§ **Source document**:
Quelle  AWN_Labels.thy

(*  Title:       AWN_Labels.thy
    License:     BSD 2-Clause. See LICENSE.
    Author:      Timothy Bourke
*)

section "Labelling sequential processes"

theory AWN_Labels
imports AWN AWN_Cterms
begin

subsection "Labels "

text ‹
 Labels serve two main purposes. They allow the substitution of @{term sterm}s in
 @{term invariant} proofs. They also allow the strengthening (control state dependent)
 of invariants.
 ›

function (domintros) labels
  :: "('s, 'm, 'p, 'l) seqp_env ==> ('s, 'm, 'p, 'l) seqp ==> 'l set"
  where
    "labels Γ ({l}⟨fg⟩ p) = {l}"
  | "labels Γ ({l}[fa] p) = {l}"
  | "labels Γ (p1 ⊕ p2) = labels Γ p1 ∪ labels Γ p2"
  | "labels Γ ({l}unicast(fip, fmsg).p ▹ q) = {l}"
  | "labels Γ ({l}broadcast(fmsg). p) = {l}"
  | "labels Γ ({l}groupcast(fips, fmsg). p) = {l}"
  | "labels Γ ({l}send(fmsg).p) = {l}"
  | "labels Γ ({l}deliver(fdata).p) = {l}"

§ **Data entries**:
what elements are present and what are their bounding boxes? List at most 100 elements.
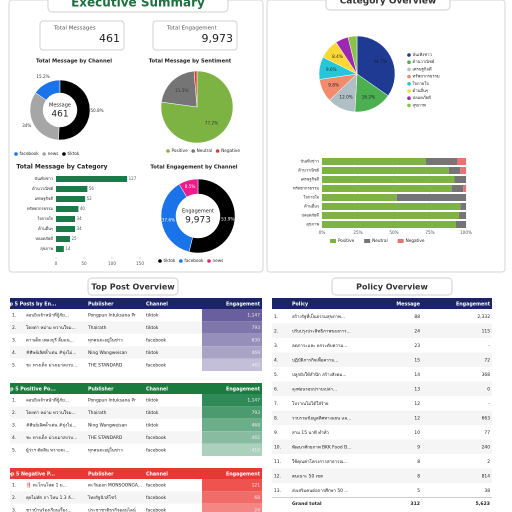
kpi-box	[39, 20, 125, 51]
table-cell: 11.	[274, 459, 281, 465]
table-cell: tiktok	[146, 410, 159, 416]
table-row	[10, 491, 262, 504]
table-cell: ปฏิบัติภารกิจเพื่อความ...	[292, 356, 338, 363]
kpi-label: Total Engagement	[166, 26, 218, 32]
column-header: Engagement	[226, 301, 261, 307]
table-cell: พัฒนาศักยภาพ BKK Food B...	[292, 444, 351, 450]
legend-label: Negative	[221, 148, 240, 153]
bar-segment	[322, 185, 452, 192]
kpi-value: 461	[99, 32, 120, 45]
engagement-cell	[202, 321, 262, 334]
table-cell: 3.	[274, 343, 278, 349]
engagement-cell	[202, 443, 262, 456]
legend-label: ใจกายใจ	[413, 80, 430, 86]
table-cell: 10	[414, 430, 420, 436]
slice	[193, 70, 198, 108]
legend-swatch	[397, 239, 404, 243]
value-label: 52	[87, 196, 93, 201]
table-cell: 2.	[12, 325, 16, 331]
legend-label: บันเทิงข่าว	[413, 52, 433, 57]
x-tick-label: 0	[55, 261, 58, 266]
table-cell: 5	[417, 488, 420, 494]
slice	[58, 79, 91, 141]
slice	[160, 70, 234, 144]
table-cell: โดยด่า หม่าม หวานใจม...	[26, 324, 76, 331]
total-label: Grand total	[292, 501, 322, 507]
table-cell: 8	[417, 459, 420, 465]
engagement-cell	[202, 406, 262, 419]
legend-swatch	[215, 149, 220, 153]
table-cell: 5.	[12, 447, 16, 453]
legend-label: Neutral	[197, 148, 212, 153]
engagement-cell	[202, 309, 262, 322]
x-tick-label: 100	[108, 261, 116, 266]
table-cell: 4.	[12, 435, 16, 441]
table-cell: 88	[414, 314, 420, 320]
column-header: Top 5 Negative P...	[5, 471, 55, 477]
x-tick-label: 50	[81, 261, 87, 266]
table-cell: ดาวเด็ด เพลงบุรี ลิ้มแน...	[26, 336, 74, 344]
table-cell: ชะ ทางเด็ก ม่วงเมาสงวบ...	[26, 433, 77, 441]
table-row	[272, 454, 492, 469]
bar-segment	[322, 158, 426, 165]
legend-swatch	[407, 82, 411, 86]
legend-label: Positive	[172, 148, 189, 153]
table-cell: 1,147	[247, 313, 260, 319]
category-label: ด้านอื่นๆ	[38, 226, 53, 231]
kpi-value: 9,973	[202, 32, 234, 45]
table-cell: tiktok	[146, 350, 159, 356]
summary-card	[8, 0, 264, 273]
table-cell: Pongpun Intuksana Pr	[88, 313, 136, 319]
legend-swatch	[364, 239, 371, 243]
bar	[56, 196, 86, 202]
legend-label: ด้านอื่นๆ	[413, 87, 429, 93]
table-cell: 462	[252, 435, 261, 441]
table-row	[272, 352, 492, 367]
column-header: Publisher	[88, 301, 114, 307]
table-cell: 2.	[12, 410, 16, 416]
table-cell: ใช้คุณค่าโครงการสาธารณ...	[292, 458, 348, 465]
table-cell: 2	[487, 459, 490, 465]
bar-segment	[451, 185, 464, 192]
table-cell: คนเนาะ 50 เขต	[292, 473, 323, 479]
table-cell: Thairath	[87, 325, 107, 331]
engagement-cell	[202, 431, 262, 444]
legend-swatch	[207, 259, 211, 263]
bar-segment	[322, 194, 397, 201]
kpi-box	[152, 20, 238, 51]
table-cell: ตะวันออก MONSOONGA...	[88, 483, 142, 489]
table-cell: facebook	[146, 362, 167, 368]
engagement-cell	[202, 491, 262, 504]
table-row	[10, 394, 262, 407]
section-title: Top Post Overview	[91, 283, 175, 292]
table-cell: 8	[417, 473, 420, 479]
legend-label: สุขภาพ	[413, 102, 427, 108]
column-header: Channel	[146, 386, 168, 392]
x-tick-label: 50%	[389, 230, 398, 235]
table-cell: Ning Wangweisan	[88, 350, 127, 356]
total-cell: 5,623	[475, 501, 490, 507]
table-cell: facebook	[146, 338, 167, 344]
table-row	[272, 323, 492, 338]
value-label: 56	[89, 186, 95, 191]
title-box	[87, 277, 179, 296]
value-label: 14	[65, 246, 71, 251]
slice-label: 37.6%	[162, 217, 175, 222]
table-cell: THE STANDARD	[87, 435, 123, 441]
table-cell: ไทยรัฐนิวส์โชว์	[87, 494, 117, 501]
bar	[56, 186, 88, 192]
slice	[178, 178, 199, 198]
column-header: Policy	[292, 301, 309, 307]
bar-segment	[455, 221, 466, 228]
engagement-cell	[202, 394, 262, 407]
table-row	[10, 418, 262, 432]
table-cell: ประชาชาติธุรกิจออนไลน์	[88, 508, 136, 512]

§ **Objectives**:
1 – Under what license does the theory file say it is released?
2 – Please duplicate the part of the theory file that opens with the words containing "Author:      Timothy Bourke" and closes with "(control state dependent)".
You won't need the items.

§ **Answers for the tasks**:
1 – BSD 2-Clause

2 –
Author:      Timothy Bourke
*)

section "Labelling sequential processes"

theory AWN_Labels
imports AWN AWN_Cterms
begin

subsection "Labels "

text ‹
 Labels serve two main purposes. They allow the substitution of @{term sterm}s in
 @{term invariant} proofs. They also allow the strengthening (control state dependent)